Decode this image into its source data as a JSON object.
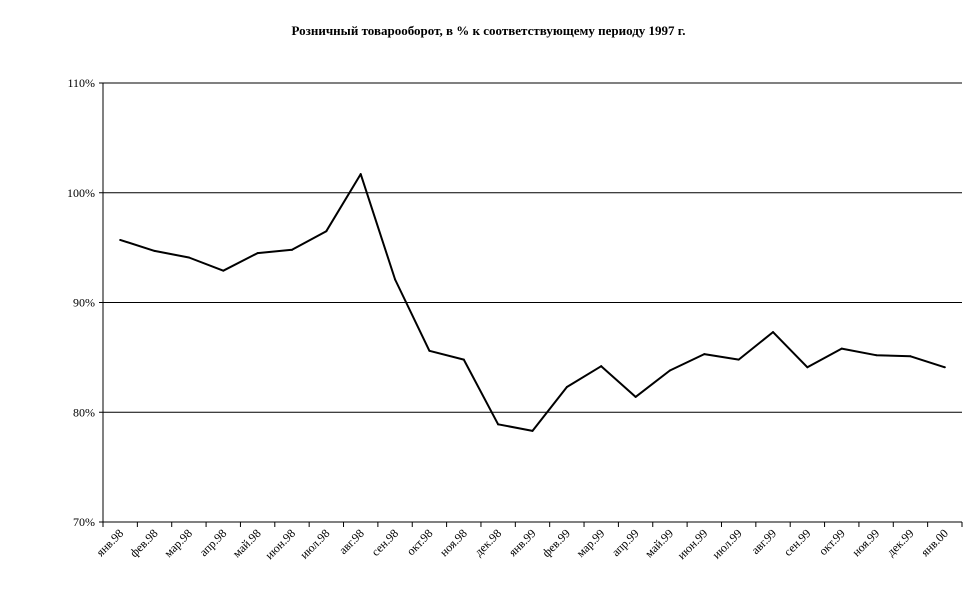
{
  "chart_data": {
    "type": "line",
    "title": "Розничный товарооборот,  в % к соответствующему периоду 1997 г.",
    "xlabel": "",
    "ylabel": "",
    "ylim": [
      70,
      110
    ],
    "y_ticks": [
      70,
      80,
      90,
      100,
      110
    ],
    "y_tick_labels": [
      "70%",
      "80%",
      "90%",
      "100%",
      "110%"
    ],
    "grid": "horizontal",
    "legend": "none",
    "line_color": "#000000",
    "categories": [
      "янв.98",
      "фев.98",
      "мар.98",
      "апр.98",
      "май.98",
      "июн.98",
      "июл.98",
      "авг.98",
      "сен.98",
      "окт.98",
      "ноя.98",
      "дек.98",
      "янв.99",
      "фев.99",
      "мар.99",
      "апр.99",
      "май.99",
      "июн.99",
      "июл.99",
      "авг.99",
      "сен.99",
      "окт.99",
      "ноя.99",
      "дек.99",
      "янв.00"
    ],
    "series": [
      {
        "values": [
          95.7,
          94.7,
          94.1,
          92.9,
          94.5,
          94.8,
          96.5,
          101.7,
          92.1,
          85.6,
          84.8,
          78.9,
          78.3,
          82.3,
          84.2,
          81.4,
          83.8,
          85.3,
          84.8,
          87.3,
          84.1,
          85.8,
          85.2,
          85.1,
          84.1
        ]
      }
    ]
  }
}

+ + +

- WHAT NEEDS TO BE DONE
Your job is to transcribe the entries above exactly; skip the pictures.

- TASK RESPONSE
Decode this image into its source data as a JSON object.
{
  "chart_data": {
    "type": "line",
    "title": "Розничный товарооборот,  в % к соответствующему периоду 1997 г.",
    "xlabel": "",
    "ylabel": "",
    "ylim": [
      70,
      110
    ],
    "y_ticks": [
      70,
      80,
      90,
      100,
      110
    ],
    "y_tick_labels": [
      "70%",
      "80%",
      "90%",
      "100%",
      "110%"
    ],
    "grid": "horizontal",
    "legend": "none",
    "line_color": "#000000",
    "categories": [
      "янв.98",
      "фев.98",
      "мар.98",
      "апр.98",
      "май.98",
      "июн.98",
      "июл.98",
      "авг.98",
      "сен.98",
      "окт.98",
      "ноя.98",
      "дек.98",
      "янв.99",
      "фев.99",
      "мар.99",
      "апр.99",
      "май.99",
      "июн.99",
      "июл.99",
      "авг.99",
      "сен.99",
      "окт.99",
      "ноя.99",
      "дек.99",
      "янв.00"
    ],
    "series": [
      {
        "values": [
          95.7,
          94.7,
          94.1,
          92.9,
          94.5,
          94.8,
          96.5,
          101.7,
          92.1,
          85.6,
          84.8,
          78.9,
          78.3,
          82.3,
          84.2,
          81.4,
          83.8,
          85.3,
          84.8,
          87.3,
          84.1,
          85.8,
          85.2,
          85.1,
          84.1
        ]
      }
    ]
  }
}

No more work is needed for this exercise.